**Work to do**
Lay out everything from the start of the rows down to and including the line containing "FancyBboxPatch shape [459,918,488,927]" as a Markdown table with columns No. and Line, numbering each line and leaving out blank lines.

**Data for the task**
((
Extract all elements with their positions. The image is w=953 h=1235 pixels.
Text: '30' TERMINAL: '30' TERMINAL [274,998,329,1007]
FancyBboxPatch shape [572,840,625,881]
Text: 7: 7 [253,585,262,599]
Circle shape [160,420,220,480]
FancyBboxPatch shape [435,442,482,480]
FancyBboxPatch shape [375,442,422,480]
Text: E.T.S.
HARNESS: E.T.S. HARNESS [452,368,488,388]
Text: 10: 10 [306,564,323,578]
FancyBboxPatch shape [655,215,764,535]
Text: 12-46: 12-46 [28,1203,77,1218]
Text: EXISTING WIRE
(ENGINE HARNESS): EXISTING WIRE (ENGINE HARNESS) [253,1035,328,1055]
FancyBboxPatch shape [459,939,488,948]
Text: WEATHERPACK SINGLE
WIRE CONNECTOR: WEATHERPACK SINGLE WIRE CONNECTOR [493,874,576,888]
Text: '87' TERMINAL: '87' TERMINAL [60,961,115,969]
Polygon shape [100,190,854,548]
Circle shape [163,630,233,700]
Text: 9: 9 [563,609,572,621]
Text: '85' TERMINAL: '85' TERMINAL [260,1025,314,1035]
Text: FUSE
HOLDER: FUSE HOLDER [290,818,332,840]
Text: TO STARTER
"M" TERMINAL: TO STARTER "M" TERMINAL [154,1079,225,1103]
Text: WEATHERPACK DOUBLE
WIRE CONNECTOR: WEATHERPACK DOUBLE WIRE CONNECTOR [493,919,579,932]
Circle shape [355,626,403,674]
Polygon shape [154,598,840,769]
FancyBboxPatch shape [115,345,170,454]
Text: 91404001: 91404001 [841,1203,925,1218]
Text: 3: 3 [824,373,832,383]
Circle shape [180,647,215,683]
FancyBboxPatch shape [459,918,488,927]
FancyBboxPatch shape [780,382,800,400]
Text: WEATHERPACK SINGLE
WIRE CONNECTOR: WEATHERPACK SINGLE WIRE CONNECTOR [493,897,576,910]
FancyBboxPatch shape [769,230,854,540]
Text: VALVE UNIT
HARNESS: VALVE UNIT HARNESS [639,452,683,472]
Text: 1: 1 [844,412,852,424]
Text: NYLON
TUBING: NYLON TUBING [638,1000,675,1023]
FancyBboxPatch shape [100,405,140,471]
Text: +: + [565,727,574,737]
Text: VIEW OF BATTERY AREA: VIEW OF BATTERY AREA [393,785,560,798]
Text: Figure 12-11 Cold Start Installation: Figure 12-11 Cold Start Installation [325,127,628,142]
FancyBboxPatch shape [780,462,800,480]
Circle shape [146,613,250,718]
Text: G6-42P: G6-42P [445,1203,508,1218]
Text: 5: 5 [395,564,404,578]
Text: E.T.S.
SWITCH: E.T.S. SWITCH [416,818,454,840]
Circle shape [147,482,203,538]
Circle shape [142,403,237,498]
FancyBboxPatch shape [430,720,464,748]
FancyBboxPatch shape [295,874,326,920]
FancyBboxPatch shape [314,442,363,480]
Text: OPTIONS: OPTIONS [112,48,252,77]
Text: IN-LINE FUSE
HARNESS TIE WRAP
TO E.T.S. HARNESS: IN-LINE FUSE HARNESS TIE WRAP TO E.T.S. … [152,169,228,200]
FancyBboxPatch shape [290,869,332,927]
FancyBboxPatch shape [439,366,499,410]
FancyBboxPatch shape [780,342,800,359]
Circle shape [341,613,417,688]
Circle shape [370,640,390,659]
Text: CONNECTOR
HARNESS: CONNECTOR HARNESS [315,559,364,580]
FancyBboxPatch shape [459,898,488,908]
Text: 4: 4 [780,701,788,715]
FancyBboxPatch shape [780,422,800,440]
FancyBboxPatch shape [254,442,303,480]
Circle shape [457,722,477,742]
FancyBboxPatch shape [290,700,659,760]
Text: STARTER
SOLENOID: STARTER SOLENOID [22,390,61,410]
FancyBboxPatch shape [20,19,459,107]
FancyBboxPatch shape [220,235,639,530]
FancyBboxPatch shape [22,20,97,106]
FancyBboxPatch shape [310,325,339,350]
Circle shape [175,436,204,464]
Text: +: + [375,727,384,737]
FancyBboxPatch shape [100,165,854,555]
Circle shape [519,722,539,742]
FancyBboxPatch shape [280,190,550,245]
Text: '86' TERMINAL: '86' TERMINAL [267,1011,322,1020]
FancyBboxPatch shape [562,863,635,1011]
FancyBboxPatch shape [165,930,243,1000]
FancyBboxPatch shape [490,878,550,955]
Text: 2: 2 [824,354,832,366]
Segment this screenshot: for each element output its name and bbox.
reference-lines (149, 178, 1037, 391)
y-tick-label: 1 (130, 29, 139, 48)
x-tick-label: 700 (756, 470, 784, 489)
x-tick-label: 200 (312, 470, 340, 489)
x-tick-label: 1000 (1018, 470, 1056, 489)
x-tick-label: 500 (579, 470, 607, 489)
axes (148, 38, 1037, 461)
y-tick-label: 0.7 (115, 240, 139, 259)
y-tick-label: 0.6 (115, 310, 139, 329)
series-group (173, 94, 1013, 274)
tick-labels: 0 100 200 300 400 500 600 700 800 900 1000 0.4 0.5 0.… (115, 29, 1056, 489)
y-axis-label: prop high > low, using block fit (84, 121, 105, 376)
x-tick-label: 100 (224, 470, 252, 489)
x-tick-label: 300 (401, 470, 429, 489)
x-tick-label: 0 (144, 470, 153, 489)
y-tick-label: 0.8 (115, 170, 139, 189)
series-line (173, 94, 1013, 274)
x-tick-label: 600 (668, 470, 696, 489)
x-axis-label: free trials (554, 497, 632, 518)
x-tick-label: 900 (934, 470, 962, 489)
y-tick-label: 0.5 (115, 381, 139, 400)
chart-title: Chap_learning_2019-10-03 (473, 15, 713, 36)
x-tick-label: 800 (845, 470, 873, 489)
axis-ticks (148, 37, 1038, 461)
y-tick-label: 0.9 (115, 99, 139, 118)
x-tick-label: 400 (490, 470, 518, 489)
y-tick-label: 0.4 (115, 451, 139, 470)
))
**Written answer**
| No. | Line |
|---|---|
| 1 | Extract all elements with their positions. The image is w=953 h=1235 pixels. |
| 2 | Text: '30' TERMINAL: '30' TERMINAL [274,998,329,1007] |
| 3 | FancyBboxPatch shape [572,840,625,881] |
| 4 | Text: 7: 7 [253,585,262,599] |
| 5 | Circle shape [160,420,220,480] |
| 6 | FancyBboxPatch shape [435,442,482,480] |
| 7 | FancyBboxPatch shape [375,442,422,480] |
| 8 | Text: E.T.S. |
| 9 | HARNESS: E.T.S. HARNESS [452,368,488,388] |
| 10 | Text: 10: 10 [306,564,323,578] |
| 11 | FancyBboxPatch shape [655,215,764,535] |
| 12 | Text: 12-46: 12-46 [28,1203,77,1218] |
| 13 | Text: EXISTING WIRE |
| 14 | (ENGINE HARNESS): EXISTING WIRE (ENGINE HARNESS) [253,1035,328,1055] |
| 15 | FancyBboxPatch shape [459,939,488,948] |
| 16 | Text: WEATHERPACK SINGLE |
| 17 | WIRE CONNECTOR: WEATHERPACK SINGLE WIRE CONNECTOR [493,874,576,888] |
| 18 | Text: '87' TERMINAL: '87' TERMINAL [60,961,115,969] |
| 19 | Polygon shape [100,190,854,548] |
| 20 | Circle shape [163,630,233,700] |
| 21 | Text: 9: 9 [563,609,572,621] |
| 22 | Text: '85' TERMINAL: '85' TERMINAL [260,1025,314,1035] |
| 23 | Text: FUSE |
| 24 | HOLDER: FUSE HOLDER [290,818,332,840] |
| 25 | Text: TO STARTER |
| 26 | "M" TERMINAL: TO STARTER "M" TERMINAL [154,1079,225,1103] |
| 27 | Text: WEATHERPACK DOUBLE |
| 28 | WIRE CONNECTOR: WEATHERPACK DOUBLE WIRE CONNECTOR [493,919,579,932] |
| 29 | Circle shape [355,626,403,674] |
| 30 | Polygon shape [154,598,840,769] |
| 31 | FancyBboxPatch shape [115,345,170,454] |
| 32 | Text: 91404001: 91404001 [841,1203,925,1218] |
| 33 | Text: 3: 3 [824,373,832,383] |
| 34 | Circle shape [180,647,215,683] |
| 35 | FancyBboxPatch shape [459,918,488,927] |